* Begin PROVIDED RECORDS *

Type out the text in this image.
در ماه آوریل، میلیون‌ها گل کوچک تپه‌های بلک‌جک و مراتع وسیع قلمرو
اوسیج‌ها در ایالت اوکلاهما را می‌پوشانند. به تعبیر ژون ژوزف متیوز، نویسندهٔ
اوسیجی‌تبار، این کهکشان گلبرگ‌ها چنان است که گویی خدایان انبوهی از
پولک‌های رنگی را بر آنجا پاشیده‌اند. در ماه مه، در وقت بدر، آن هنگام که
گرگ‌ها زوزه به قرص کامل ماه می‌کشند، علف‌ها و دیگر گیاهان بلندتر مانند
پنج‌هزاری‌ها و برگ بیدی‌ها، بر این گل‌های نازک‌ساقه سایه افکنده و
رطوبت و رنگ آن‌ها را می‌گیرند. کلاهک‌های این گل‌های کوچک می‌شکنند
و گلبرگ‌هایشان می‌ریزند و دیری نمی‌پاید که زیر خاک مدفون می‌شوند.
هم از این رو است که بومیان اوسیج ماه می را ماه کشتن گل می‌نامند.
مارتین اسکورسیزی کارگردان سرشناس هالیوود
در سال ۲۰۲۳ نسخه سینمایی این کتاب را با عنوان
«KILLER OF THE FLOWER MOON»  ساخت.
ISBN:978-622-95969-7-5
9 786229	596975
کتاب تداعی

* End PROVIDED RECORDS *

*YOUR GOAL:*
Retype all of the entries precisely as they are.

*RESULT OF THE EXERCISE:*
Type out the text in this image.
در ماه آوریل، میلیون‌ها گل کوچک تپه‌های بلک‌جک و مراتع وسیع قلمرو
اوسیج‌ها در ایالت اوکلاهما را می‌پوشانند. به تعبیر ژون ژوزف متیوز، نویسندهٔ
اوسیجی‌تبار، این کهکشان گلبرگ‌ها چنان است که گویی خدایان انبوهی از
پولک‌های رنگی را بر آنجا پاشیده‌اند. در ماه مه، در وقت بدر، آن هنگام که
گرگ‌ها زوزه به قرص کامل ماه می‌کشند، علف‌ها و دیگر گیاهان بلندتر مانند
پنج‌هزاری‌ها و برگ بیدی‌ها، بر این گل‌های نازک‌ساقه سایه افکنده و
رطوبت و رنگ آن‌ها را می‌گیرند. کلاهک‌های این گل‌های کوچک می‌شکنند
و گلبرگ‌هایشان می‌ریزند و دیری نمی‌پاید که زیر خاک مدفون می‌شوند.
هم از این رو است که بومیان اوسیج ماه می را ماه کشتن گل می‌نامند.
مارتین اسکورسیزی کارگردان سرشناس هالیوود
در سال ۲۰۲۳ نسخه سینمایی این کتاب را با عنوان
«KILLER OF THE FLOWER MOON»  ساخت.
ISBN:978-622-95969-7-5
9 786229	596975
کتاب تداعی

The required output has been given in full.